- [Goal of the exercise]:
Give the count of lines in the data that include the string "Ultra", with no added remarks.

- [Source data]:
━━━━━━━━

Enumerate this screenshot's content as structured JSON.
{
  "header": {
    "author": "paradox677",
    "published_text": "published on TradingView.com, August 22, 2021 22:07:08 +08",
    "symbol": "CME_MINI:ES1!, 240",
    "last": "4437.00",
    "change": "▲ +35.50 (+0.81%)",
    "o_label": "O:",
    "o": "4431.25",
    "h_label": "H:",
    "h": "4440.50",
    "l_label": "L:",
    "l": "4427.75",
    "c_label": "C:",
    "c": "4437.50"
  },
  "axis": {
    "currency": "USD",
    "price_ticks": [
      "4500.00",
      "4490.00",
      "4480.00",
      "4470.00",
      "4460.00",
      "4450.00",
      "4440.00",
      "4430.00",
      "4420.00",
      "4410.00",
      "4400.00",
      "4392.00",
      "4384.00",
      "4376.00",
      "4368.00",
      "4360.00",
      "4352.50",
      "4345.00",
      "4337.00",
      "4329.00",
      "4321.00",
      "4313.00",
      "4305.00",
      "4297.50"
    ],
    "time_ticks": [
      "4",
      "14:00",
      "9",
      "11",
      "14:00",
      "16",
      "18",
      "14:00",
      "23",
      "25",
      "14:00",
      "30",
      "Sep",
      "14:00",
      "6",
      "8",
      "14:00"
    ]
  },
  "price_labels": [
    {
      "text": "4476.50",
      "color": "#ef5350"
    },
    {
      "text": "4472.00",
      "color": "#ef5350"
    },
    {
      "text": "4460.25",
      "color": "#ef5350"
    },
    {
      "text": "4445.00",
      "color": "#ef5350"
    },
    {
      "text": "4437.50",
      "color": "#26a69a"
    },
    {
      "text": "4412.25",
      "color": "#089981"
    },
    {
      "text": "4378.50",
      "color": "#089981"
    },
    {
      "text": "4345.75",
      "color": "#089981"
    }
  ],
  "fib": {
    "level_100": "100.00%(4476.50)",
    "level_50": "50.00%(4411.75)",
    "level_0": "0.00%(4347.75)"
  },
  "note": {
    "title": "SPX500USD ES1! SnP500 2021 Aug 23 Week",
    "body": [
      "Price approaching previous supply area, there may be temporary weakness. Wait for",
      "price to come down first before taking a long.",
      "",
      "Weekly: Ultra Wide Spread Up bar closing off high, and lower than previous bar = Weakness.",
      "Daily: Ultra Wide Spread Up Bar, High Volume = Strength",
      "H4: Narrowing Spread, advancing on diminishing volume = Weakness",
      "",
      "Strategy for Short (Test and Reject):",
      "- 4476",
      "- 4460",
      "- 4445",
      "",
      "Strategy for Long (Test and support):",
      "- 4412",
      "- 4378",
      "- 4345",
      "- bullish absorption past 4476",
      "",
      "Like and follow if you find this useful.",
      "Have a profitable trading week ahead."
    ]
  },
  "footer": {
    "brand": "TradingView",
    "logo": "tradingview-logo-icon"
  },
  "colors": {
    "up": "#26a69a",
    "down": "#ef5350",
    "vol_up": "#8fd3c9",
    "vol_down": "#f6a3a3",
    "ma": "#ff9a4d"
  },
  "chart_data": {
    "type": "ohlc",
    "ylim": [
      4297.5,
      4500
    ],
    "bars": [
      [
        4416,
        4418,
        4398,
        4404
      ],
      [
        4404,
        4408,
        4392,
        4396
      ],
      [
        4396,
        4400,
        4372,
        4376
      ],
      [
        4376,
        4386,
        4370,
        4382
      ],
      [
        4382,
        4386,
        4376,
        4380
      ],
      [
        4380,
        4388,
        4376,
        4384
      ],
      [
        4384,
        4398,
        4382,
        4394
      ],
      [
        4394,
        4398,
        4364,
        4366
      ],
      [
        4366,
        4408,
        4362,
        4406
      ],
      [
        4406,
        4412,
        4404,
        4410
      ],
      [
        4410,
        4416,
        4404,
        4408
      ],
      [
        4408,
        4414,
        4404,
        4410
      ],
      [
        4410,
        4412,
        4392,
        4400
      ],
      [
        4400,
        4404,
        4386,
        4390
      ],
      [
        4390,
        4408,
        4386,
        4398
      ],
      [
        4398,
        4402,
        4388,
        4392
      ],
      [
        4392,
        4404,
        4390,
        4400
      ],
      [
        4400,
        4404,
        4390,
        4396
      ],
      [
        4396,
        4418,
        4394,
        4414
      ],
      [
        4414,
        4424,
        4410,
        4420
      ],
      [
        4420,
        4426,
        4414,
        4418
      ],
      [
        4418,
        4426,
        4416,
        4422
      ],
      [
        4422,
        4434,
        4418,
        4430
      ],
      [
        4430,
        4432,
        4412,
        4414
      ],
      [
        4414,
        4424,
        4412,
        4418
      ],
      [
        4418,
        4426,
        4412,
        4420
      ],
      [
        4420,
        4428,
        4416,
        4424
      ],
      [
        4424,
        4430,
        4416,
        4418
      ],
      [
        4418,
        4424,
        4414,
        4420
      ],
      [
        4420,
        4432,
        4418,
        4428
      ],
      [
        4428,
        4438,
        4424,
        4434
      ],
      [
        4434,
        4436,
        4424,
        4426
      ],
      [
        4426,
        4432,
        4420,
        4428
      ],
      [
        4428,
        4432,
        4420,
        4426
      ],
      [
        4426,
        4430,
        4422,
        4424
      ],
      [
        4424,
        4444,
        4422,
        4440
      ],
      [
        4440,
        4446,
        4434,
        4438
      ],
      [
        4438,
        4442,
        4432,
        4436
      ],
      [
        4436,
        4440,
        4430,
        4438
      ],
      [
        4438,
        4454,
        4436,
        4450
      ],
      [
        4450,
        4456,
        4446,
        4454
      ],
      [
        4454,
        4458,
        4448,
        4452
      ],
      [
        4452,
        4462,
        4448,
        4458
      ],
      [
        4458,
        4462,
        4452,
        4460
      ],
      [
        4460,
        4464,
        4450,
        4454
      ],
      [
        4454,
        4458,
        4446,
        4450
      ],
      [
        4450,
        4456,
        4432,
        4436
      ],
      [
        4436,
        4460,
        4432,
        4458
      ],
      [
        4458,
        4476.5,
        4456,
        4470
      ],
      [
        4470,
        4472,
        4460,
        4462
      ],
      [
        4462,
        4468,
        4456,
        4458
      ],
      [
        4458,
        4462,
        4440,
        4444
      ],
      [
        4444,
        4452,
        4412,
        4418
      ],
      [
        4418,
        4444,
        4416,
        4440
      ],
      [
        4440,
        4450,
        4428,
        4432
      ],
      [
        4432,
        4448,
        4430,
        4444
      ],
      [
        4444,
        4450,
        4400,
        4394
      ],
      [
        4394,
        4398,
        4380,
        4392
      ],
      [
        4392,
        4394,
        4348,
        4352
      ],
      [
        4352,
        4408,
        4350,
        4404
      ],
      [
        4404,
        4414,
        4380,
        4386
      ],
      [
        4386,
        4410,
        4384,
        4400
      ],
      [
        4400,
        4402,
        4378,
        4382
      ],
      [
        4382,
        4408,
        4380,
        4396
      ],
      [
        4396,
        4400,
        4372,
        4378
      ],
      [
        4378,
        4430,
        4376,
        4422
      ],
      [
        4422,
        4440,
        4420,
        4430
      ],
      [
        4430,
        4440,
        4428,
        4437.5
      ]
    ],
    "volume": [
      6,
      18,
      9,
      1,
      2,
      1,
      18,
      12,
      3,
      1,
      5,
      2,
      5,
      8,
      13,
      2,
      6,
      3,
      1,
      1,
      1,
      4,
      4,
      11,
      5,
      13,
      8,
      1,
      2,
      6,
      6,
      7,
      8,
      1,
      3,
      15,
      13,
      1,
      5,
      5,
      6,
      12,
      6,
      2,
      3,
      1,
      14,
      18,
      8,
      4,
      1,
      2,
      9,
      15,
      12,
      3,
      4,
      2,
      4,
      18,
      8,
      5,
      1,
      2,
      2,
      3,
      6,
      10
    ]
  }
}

━━━━━━━━

- [Output below]:
2